- [Your objective]
Set all the material down again unchanged, without the pictures.

Dataset items:
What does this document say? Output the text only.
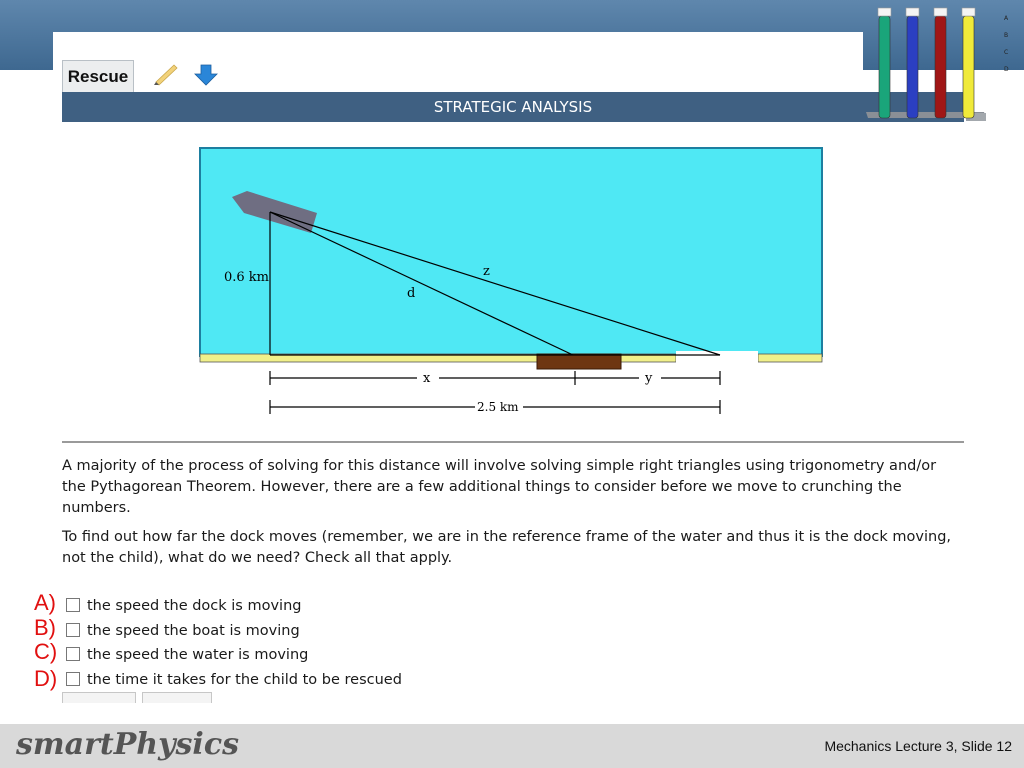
Rescue
STRATEGIC ANALYSIS
A
B
C
D
0.6 km	z
d
x	y
2.5 km

A majority of the process of solving for this distance will involve solving simple right triangles using trigonometry and/or the Pythagorean Theorem. However, there are a few additional things to consider before we move to crunching the numbers.

To find out how far the dock moves (remember, we are in the reference frame of the water and thus it is the dock moving, not the child), what do we need? Check all that apply.

A) the speed the dock is moving
B) the speed the boat is moving
C) the speed the water is moving
D) the time it takes for the child to be rescued
smartPhysics	Mechanics Lecture 3, Slide 12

- [Correct answer]
What does this document say? Output the text only.
Rescue
STRATEGIC ANALYSIS
A
B
C
D
0.6 km	z
d
x	y
2.5 km

A majority of the process of solving for this distance will involve solving simple right triangles using trigonometry and/or the Pythagorean Theorem. However, there are a few additional things to consider before we move to crunching the numbers.

To find out how far the dock moves (remember, we are in the reference frame of the water and thus it is the dock moving, not the child), what do we need? Check all that apply.

A) the speed the dock is moving
B) the speed the boat is moving
C) the speed the water is moving
D) the time it takes for the child to be rescued
smartPhysics	Mechanics Lecture 3, Slide 12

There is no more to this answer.